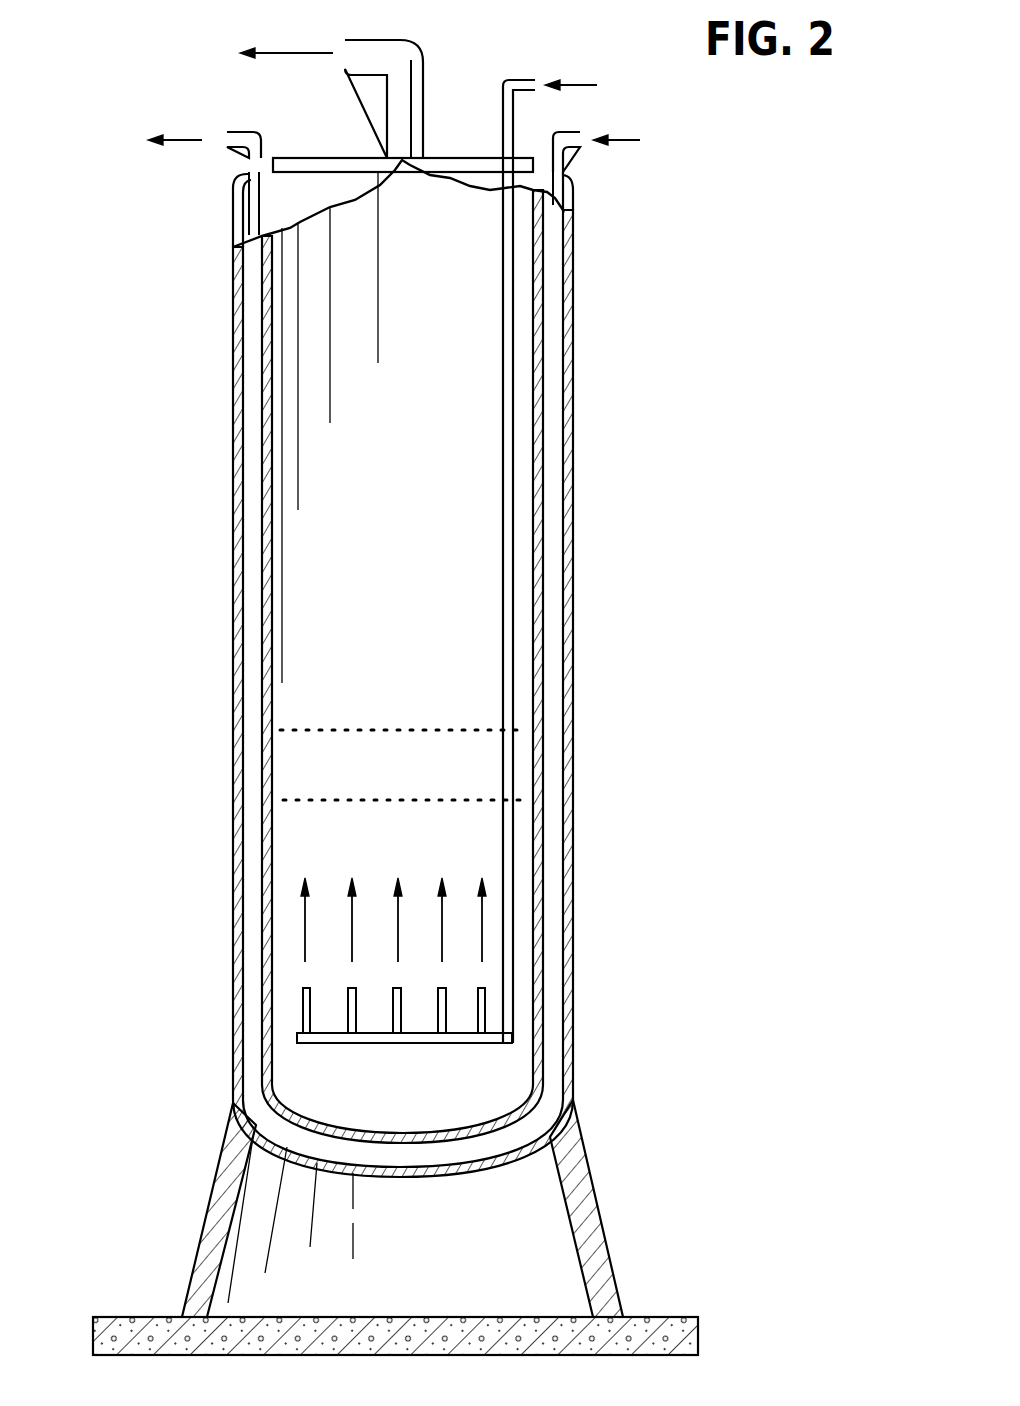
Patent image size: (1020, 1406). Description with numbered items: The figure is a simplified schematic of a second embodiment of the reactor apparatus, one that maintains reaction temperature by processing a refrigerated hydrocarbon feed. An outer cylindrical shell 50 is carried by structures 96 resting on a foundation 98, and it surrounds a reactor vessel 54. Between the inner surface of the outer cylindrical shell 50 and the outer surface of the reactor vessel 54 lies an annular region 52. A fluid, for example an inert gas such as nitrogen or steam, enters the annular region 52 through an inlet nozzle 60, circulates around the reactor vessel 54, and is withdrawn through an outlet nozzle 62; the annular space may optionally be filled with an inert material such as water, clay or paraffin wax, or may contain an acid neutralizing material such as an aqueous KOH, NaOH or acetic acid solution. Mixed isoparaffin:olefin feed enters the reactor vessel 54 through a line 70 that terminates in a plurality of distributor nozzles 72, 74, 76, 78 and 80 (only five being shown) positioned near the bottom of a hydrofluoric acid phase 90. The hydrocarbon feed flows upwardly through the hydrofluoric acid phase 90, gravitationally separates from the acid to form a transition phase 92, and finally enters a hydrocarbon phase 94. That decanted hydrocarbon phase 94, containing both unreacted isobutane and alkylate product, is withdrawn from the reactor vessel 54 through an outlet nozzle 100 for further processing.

The outer cylindrical shell 50 is at (230, 575).
The annular region 52 is at (248, 670).
The reactor vessel 54 is at (262, 770).
The inlet nozzle 60 is at (563, 133).
The outlet nozzle 62 is at (245, 132).
The line 70 is at (520, 80).
The distributor nozzle 72 is at (303, 1016).
The distributor nozzle 74 is at (348, 1016).
The distributor nozzle 76 is at (393, 1016).
The distributor nozzle 78 is at (438, 1016).
The distributor nozzle 80 is at (478, 1016).
The hydrofluoric acid phase 90 is at (422, 852).
The transition phase 92 is at (422, 780).
The hydrocarbon phase 94 is at (422, 710).
The structures 96 is at (207, 1198).
The foundation 98 is at (148, 1313).
The outlet nozzle 100 is at (377, 38).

:::

> Goal
Reproduce the text of the records word for word, starting at the beginning of the records and ending with the line that contains "The inlet nozzle 60 is at (563, 133).", with both ends included. Leave the pictures out of the answer.

> Problem solution
Patent image size: (1020, 1406). Description with numbered items: The figure is a simplified schematic of a second embodiment of the reactor apparatus, one that maintains reaction temperature by processing a refrigerated hydrocarbon feed. An outer cylindrical shell 50 is carried by structures 96 resting on a foundation 98, and it surrounds a reactor vessel 54. Between the inner surface of the outer cylindrical shell 50 and the outer surface of the reactor vessel 54 lies an annular region 52. A fluid, for example an inert gas such as nitrogen or steam, enters the annular region 52 through an inlet nozzle 60, circulates around the reactor vessel 54, and is withdrawn through an outlet nozzle 62; the annular space may optionally be filled with an inert material such as water, clay or paraffin wax, or may contain an acid neutralizing material such as an aqueous KOH, NaOH or acetic acid solution. Mixed isoparaffin:olefin feed enters the reactor vessel 54 through a line 70 that terminates in a plurality of distributor nozzles 72, 74, 76, 78 and 80 (only five being shown) positioned near the bottom of a hydrofluoric acid phase 90. The hydrocarbon feed flows upwardly through the hydrofluoric acid phase 90, gravitationally separates from the acid to form a transition phase 92, and finally enters a hydrocarbon phase 94. That decanted hydrocarbon phase 94, containing both unreacted isobutane and alkylate product, is withdrawn from the reactor vessel 54 through an outlet nozzle 100 for further processing.

The outer cylindrical shell 50 is at (230, 575).
The annular region 52 is at (248, 670).
The reactor vessel 54 is at (262, 770).
The inlet nozzle 60 is at (563, 133).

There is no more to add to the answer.